● Problem to work on
Search the material for the word "nicht" and report each line where it turns up.

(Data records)
☆ ☆ ☆ ☆ ☆

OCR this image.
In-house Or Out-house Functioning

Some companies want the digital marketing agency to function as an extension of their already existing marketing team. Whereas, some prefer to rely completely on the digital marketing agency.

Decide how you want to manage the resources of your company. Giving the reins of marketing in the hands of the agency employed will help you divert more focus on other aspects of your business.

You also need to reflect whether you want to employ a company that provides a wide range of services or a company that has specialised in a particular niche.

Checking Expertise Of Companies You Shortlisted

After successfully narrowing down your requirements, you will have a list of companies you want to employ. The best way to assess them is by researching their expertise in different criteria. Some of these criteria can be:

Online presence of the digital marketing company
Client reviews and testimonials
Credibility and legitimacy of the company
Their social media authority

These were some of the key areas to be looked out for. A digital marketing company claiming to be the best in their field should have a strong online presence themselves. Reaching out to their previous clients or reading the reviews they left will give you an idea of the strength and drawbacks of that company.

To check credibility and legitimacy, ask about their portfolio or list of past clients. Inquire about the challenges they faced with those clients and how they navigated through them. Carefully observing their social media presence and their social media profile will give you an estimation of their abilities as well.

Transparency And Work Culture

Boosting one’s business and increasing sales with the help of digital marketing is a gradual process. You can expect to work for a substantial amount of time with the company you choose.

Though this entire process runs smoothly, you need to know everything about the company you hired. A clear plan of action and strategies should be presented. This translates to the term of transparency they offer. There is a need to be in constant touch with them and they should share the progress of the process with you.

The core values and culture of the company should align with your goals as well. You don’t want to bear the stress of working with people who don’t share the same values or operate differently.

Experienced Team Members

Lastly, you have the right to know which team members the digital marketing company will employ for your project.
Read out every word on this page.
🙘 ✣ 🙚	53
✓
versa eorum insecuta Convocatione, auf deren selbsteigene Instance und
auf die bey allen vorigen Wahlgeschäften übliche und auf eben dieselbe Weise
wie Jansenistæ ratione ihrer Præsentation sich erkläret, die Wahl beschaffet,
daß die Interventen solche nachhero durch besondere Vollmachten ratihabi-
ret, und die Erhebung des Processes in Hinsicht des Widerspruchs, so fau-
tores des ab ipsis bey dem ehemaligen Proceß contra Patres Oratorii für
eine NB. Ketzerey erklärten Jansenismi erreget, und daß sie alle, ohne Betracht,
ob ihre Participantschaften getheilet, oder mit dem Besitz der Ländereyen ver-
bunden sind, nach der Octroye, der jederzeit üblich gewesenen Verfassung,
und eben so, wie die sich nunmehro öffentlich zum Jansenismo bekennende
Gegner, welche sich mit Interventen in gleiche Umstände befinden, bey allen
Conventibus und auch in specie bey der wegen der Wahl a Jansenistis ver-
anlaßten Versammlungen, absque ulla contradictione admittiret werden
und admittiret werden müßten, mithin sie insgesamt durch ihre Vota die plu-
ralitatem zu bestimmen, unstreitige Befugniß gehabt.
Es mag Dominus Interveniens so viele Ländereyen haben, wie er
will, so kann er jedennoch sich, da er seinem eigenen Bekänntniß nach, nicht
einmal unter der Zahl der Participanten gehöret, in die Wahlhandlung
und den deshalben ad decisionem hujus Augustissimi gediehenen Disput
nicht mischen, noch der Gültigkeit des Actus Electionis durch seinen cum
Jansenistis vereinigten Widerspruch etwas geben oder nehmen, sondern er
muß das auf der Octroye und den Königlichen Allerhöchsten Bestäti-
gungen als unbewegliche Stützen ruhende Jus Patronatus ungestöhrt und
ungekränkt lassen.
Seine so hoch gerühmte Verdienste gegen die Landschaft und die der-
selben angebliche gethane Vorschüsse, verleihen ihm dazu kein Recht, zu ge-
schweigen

☆ ☆ ☆ ☆ ☆

● Right answer
will, so kann er jedennoch sich, da er seinem eigenen Bekänntniß nach, nicht
nicht mischen, noch der Gültigkeit des Actus Electionis durch seinen cum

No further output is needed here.